## Elenco attività
A: Secondo il testo sull'alessitimia, che cosa significa letteralmente il termine alessitimia?
B: Riprendi il testo sull'alessitimia partendo subito dopo la sua ultima frase.

## Testo estratto
• • • • • • •

Emozioni spezzate (Psicoterapia) (Italian Edition) by Silvia La Chiusa

Emozioni spezzate (Psicoterapia) (Italian Edition) by Silvia La Chiusa

Author:Silvia La Chiusa [La Chiusa, Silvia]
Language: eng
Format: epub
Tags: Saggistica, Psicologia, psicanalisi, psicoanalisi, setting gruppale
Publisher: ARPANet
Published: 2015-02-24T05:00:00+00:00


CAPITOLO QUARTO

Alessitimia

4.1. Una descrizione

Dal greco a (mancanza), lexis (parola) e thymos (emozione), il termine alessitimia significa letteralmente “assenza di parole per le emozioni”. Rimanda a una difficoltà di esprimere a parole i contenuti emotivi. Tale difficoltà è associata a una incapacità di riconoscere, identificare ed esprimere all’esterno le proprie emozioni.

• • • • • • •

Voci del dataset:
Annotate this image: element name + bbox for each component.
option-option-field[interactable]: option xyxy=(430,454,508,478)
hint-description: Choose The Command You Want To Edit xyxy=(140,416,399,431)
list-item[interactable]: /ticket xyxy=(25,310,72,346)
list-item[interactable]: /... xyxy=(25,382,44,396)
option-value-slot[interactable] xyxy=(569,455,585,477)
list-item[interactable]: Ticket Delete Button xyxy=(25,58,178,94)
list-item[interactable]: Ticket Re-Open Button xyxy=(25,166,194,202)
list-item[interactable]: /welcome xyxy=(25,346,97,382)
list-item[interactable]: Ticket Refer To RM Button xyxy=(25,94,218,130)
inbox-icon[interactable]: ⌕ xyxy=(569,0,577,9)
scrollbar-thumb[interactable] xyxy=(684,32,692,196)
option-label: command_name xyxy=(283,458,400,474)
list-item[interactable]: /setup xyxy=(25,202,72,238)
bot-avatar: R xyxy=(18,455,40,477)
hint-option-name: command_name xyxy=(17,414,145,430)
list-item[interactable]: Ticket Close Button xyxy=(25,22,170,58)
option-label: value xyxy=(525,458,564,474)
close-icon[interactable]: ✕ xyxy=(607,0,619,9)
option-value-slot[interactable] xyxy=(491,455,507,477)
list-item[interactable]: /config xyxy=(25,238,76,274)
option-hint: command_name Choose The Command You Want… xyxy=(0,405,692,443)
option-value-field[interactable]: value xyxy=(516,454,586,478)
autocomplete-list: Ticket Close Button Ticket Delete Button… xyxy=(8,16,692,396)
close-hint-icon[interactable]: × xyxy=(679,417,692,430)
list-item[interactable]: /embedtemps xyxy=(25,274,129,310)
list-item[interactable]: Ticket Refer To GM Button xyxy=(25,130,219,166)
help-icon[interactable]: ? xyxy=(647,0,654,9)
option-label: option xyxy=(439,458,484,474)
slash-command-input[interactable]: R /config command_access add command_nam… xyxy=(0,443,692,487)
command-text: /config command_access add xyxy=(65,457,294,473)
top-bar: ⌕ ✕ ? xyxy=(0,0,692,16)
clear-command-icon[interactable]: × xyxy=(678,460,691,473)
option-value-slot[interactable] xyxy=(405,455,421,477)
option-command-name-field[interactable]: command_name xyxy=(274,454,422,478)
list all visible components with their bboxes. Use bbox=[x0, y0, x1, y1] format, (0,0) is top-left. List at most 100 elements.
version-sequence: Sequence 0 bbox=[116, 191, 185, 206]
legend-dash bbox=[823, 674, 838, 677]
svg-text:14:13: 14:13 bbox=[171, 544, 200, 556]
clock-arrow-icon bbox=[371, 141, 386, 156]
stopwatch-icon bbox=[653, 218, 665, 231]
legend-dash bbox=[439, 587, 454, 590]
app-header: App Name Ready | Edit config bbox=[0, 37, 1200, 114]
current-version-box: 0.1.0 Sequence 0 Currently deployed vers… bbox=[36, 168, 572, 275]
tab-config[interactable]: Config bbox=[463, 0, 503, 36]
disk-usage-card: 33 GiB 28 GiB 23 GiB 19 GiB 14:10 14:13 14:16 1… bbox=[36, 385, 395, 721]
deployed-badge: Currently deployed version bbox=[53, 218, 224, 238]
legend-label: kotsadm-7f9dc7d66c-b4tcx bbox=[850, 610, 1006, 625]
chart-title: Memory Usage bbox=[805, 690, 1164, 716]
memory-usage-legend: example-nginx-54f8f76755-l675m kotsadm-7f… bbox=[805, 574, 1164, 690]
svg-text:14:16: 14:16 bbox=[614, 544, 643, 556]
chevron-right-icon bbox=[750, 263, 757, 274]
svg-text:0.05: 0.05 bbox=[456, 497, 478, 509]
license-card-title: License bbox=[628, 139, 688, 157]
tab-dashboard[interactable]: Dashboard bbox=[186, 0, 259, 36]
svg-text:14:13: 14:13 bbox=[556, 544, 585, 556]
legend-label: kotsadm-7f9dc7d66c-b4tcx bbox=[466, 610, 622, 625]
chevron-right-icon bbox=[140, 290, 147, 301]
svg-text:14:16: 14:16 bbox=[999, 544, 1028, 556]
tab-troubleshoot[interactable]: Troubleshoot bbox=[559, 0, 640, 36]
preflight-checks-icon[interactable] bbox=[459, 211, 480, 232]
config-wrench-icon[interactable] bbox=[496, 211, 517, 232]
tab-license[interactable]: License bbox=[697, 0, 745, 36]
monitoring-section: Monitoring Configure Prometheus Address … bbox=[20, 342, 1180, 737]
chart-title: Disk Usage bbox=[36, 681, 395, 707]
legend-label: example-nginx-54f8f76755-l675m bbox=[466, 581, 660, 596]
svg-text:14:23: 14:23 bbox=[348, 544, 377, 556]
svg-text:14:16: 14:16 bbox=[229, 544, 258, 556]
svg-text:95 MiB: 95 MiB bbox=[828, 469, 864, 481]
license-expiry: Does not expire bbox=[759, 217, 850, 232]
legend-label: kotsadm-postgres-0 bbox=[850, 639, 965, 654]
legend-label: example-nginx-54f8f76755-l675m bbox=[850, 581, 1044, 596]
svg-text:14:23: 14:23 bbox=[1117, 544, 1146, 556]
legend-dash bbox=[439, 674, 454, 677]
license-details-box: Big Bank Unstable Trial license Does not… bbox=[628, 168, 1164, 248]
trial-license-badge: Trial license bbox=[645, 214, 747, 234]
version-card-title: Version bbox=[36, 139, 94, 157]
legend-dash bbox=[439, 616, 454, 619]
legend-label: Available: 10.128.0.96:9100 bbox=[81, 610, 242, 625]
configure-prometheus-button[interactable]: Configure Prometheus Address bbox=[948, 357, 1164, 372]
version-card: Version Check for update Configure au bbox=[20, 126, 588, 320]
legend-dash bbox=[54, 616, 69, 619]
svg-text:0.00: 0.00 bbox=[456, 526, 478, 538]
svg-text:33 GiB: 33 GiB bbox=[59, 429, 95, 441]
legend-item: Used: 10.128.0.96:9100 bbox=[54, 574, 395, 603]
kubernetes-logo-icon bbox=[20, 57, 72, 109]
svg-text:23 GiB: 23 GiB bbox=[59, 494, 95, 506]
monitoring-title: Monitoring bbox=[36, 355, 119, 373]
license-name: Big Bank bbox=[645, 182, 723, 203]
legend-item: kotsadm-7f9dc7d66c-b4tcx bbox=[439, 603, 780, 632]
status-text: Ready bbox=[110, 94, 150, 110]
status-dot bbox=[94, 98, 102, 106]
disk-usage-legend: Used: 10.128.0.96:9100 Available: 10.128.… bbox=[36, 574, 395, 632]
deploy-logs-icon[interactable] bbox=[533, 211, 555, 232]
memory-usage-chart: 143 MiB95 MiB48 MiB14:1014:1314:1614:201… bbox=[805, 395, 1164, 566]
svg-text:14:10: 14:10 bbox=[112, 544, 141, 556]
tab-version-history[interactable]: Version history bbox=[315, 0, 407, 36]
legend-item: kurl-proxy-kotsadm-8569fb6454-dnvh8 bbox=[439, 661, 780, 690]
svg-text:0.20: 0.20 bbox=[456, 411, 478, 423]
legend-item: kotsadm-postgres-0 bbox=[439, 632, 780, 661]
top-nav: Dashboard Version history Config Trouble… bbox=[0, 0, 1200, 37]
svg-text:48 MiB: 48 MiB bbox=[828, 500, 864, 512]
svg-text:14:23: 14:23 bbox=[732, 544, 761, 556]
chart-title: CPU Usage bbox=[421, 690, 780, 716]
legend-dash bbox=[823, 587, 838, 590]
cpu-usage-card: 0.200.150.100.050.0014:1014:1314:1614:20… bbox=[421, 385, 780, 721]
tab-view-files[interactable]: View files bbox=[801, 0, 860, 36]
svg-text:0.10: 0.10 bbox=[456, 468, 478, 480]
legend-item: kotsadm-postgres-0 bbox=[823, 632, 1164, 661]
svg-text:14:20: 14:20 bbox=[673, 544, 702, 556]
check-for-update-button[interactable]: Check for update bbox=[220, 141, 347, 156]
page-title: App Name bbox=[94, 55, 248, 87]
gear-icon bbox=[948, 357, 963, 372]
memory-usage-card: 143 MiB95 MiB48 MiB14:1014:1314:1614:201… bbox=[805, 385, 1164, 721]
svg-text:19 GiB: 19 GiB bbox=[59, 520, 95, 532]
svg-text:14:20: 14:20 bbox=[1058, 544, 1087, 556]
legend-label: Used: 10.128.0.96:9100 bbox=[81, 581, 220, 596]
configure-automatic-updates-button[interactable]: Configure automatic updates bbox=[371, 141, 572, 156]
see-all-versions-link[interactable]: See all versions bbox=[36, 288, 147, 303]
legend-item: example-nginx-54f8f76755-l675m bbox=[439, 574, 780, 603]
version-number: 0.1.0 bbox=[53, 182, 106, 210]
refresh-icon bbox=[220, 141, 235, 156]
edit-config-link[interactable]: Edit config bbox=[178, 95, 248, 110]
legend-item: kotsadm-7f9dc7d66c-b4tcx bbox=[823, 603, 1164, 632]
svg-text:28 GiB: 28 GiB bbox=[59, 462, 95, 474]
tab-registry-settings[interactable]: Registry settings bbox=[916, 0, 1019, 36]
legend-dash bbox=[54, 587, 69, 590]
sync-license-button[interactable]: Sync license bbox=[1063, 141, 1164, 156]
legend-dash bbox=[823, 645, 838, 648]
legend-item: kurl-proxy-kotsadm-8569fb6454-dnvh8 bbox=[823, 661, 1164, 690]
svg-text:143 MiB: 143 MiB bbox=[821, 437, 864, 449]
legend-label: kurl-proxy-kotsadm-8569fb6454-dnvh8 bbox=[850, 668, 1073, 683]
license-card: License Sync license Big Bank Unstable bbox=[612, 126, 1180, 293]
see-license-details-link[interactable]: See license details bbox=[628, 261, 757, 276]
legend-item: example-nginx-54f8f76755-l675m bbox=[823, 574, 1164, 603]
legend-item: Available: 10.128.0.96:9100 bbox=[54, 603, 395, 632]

• • • • • • •

## Risposte all'esercizio
A: Significa letteralmente “assenza di parole per le emozioni”.

B:
Il termine fu introdotto per la prima volta dallo psichiatra Sifneos negli anni ’60 in seguito a numerose osservazioni su pazienti e soggetti con disturbi psicosomatici. Sembra infatti che l’alessitimia sia non solo una difficoltà nel riconoscere le emozioni e verbalizzarle, ma anche nel distinguerle dalle sensazioni corporee. Già negli anni ’50 MacLean si rese conto che molti pazienti con disturbi psicosomatici avevano un’alta difficoltà a verbalizzare le proprie emozioni. Da ciò lo studioso ipotizzò che alcuni soggetti non in grado di accedere alle emozioni disturbanti tendono a riversarle sul corpo tramite una sorta di conversione intesa come meccanismo di difesa dall’emozione disturbante stessa.

Negli anni ’60 Marty e De M’Uzan rivolsero la loro attenzione a quello che poi fu indicato come pensiero operatorio, ovvero una modalità di pensiero orientato non al vissuto emotivo interno, bensì ad aspetti operativi e utilitaristici orientati quindi all’esterno.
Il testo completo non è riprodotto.